[Data entries]
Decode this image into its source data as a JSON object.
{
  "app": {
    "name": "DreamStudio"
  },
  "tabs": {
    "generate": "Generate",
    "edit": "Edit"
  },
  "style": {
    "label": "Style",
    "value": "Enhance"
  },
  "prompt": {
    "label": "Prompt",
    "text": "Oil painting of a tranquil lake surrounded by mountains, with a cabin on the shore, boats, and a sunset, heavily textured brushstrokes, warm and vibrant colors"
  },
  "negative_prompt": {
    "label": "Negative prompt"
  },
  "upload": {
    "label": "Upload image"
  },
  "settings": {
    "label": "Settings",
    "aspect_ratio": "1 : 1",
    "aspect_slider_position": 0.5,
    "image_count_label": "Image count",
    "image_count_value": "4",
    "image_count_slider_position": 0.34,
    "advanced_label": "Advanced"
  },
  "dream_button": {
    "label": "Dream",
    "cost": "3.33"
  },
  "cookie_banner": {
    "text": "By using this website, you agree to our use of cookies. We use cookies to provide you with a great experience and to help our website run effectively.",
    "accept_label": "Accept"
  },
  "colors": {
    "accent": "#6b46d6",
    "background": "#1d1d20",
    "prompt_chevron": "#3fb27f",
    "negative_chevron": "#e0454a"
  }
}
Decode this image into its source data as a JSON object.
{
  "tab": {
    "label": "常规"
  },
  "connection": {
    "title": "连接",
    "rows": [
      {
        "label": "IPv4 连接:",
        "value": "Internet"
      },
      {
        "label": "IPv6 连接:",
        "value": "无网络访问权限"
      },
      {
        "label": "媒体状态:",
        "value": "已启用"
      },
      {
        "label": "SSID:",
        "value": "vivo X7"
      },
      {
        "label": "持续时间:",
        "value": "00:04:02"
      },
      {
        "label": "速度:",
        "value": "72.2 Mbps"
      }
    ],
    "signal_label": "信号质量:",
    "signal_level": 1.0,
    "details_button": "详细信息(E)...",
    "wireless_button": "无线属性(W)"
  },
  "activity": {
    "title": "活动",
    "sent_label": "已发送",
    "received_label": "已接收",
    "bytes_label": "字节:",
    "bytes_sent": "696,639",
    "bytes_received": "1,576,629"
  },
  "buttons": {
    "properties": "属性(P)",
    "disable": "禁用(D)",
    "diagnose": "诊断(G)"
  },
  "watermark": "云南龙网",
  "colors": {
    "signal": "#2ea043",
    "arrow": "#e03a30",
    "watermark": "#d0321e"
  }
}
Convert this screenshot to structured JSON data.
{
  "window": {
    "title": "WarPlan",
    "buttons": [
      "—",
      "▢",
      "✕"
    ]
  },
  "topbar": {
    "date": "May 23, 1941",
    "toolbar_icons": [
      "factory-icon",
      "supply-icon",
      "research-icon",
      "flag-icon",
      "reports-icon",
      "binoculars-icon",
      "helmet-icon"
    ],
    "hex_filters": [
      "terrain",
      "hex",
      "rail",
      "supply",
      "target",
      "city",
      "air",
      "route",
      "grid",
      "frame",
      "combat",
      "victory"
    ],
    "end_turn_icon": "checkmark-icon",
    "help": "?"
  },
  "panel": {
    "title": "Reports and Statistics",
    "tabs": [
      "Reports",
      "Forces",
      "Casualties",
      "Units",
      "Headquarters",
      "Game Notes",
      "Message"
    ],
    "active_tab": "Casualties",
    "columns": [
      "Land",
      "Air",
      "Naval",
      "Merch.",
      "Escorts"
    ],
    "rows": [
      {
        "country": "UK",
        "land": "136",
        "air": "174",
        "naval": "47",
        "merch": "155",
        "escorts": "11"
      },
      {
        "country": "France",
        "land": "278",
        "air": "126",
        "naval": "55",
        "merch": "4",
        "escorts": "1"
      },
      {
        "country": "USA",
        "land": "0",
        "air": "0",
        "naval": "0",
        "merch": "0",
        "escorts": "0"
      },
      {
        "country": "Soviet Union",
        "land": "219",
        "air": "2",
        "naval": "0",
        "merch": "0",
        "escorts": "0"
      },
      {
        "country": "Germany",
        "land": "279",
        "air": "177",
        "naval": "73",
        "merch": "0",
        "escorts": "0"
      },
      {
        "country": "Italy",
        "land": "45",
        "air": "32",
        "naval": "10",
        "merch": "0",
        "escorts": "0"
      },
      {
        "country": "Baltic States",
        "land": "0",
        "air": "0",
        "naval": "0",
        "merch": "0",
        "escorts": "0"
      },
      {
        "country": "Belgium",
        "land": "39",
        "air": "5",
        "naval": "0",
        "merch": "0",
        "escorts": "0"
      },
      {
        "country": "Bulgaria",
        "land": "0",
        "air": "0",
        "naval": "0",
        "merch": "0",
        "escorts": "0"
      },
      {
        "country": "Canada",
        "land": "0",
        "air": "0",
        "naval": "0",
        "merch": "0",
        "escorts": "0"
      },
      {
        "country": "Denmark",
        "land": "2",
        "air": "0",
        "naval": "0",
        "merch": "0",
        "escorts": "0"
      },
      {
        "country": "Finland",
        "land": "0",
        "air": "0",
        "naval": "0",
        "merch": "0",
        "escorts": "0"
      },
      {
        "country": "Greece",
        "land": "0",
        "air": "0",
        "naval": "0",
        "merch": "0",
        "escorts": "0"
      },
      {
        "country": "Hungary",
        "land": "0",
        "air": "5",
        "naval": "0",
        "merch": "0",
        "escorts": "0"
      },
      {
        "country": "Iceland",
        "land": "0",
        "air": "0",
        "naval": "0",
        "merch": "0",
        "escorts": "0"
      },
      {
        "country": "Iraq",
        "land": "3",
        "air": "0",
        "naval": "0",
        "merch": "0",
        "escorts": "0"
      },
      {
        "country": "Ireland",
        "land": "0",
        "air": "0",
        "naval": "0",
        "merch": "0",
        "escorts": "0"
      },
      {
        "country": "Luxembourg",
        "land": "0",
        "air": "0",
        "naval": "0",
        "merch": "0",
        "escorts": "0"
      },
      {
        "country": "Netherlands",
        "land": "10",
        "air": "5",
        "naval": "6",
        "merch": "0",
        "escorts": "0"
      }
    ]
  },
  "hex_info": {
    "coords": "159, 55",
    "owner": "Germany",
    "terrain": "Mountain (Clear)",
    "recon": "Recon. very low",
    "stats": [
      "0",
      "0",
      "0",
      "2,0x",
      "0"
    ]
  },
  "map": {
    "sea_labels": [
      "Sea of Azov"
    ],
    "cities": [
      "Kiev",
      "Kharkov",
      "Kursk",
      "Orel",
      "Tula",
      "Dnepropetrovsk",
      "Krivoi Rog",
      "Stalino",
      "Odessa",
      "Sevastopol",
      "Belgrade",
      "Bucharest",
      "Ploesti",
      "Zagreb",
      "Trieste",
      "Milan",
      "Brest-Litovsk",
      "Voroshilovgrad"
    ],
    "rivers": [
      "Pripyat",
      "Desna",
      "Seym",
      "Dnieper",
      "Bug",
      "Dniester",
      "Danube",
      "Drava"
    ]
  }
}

Problem to solve: Return all the lines that contain the string "with".

Right answer:
    "text": "Oil painting of a tranquil lake surrounded by mountains, with a cabin on the shore, boats, and a sunset, heavily textured brushstrokes, warm and vibrant colors"
    "text": "By using this website, you agree to our use of cookies. We use cookies to provide you with a great experience and to help our website run effectively.",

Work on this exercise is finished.